[Recorded data]
⟨

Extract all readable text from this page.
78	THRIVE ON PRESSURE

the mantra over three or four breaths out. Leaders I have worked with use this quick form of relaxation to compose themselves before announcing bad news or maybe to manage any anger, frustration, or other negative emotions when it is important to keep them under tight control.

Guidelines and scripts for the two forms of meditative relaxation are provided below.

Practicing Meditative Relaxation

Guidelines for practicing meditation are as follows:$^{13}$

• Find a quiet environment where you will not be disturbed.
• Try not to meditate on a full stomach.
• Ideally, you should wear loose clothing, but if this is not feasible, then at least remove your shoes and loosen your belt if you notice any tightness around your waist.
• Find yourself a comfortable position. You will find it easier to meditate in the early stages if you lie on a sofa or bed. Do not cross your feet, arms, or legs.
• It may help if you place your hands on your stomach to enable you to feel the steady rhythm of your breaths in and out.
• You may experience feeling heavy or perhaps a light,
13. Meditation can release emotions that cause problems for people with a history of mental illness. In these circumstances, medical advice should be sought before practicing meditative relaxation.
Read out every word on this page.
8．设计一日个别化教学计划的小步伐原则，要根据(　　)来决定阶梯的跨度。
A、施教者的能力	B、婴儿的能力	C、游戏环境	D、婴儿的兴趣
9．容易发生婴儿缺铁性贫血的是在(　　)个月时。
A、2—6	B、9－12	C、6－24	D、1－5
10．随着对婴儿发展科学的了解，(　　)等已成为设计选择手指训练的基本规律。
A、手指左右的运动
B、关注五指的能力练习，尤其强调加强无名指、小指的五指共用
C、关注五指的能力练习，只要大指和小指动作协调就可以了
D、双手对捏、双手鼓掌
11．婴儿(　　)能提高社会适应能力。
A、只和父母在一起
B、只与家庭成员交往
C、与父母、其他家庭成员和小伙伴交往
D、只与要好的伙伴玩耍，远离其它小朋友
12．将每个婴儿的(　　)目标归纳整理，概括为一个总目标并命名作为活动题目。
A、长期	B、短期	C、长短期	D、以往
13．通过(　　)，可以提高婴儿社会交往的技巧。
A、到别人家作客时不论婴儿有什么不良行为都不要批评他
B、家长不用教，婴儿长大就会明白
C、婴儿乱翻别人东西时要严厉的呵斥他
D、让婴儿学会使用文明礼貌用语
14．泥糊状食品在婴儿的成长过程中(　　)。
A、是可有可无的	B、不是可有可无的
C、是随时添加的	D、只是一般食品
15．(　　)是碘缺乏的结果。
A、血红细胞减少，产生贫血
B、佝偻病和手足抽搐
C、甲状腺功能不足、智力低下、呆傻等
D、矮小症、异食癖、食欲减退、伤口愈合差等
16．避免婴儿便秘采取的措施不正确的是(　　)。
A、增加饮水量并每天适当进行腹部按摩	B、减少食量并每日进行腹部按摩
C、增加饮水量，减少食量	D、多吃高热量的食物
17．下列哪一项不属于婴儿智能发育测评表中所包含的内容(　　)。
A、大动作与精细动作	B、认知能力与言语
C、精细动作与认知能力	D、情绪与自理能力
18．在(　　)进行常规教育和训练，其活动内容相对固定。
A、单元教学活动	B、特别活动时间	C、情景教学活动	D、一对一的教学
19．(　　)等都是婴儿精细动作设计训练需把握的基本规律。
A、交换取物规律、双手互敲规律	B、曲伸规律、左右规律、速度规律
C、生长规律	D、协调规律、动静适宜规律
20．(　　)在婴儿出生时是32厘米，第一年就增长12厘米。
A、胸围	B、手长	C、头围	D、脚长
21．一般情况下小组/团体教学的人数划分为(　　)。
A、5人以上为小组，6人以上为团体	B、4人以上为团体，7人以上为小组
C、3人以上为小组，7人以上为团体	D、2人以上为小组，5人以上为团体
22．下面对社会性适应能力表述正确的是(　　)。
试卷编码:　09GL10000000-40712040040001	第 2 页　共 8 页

⟩

Extract all the entries word for word.

Extract all readable text from this page.
78	THRIVE ON PRESSURE

the mantra over three or four breaths out. Leaders I have worked with use this quick form of relaxation to compose themselves before announcing bad news or maybe to manage any anger, frustration, or other negative emotions when it is important to keep them under tight control.

Guidelines and scripts for the two forms of meditative relaxation are provided below.

Practicing Meditative Relaxation

Guidelines for practicing meditation are as follows:$^{13}$

• Find a quiet environment where you will not be disturbed.
• Try not to meditate on a full stomach.
• Ideally, you should wear loose clothing, but if this is not feasible, then at least remove your shoes and loosen your belt if you notice any tightness around your waist.
• Find yourself a comfortable position. You will find it easier to meditate in the early stages if you lie on a sofa or bed. Do not cross your feet, arms, or legs.
• It may help if you place your hands on your stomach to enable you to feel the steady rhythm of your breaths in and out.
• You may experience feeling heavy or perhaps a light,
13. Meditation can release emotions that cause problems for people with a history of mental illness. In these circumstances, medical advice should be sought before practicing meditative relaxation.
Read out every word on this page.
8．设计一日个别化教学计划的小步伐原则，要根据(　　)来决定阶梯的跨度。
A、施教者的能力	B、婴儿的能力	C、游戏环境	D、婴儿的兴趣
9．容易发生婴儿缺铁性贫血的是在(　　)个月时。
A、2—6	B、9－12	C、6－24	D、1－5
10．随着对婴儿发展科学的了解，(　　)等已成为设计选择手指训练的基本规律。
A、手指左右的运动
B、关注五指的能力练习，尤其强调加强无名指、小指的五指共用
C、关注五指的能力练习，只要大指和小指动作协调就可以了
D、双手对捏、双手鼓掌
11．婴儿(　　)能提高社会适应能力。
A、只和父母在一起
B、只与家庭成员交往
C、与父母、其他家庭成员和小伙伴交往
D、只与要好的伙伴玩耍，远离其它小朋友
12．将每个婴儿的(　　)目标归纳整理，概括为一个总目标并命名作为活动题目。
A、长期	B、短期	C、长短期	D、以往
13．通过(　　)，可以提高婴儿社会交往的技巧。
A、到别人家作客时不论婴儿有什么不良行为都不要批评他
B、家长不用教，婴儿长大就会明白
C、婴儿乱翻别人东西时要严厉的呵斥他
D、让婴儿学会使用文明礼貌用语
14．泥糊状食品在婴儿的成长过程中(　　)。
A、是可有可无的	B、不是可有可无的
C、是随时添加的	D、只是一般食品
15．(　　)是碘缺乏的结果。
A、血红细胞减少，产生贫血
B、佝偻病和手足抽搐
C、甲状腺功能不足、智力低下、呆傻等
D、矮小症、异食癖、食欲减退、伤口愈合差等
16．避免婴儿便秘采取的措施不正确的是(　　)。
A、增加饮水量并每天适当进行腹部按摩	B、减少食量并每日进行腹部按摩
C、增加饮水量，减少食量	D、多吃高热量的食物
17．下列哪一项不属于婴儿智能发育测评表中所包含的内容(　　)。
A、大动作与精细动作	B、认知能力与言语
C、精细动作与认知能力	D、情绪与自理能力
18．在(　　)进行常规教育和训练，其活动内容相对固定。
A、单元教学活动	B、特别活动时间	C、情景教学活动	D、一对一的教学
19．(　　)等都是婴儿精细动作设计训练需把握的基本规律。
A、交换取物规律、双手互敲规律	B、曲伸规律、左右规律、速度规律
C、生长规律	D、协调规律、动静适宜规律
20．(　　)在婴儿出生时是32厘米，第一年就增长12厘米。
A、胸围	B、手长	C、头围	D、脚长
21．一般情况下小组/团体教学的人数划分为(　　)。
A、5人以上为小组，6人以上为团体	B、4人以上为团体，7人以上为小组
C、3人以上为小组，7人以上为团体	D、2人以上为小组，5人以上为团体
22．下面对社会性适应能力表述正确的是(　　)。
试卷编码:　09GL10000000-40712040040001	第 2 页　共 8 页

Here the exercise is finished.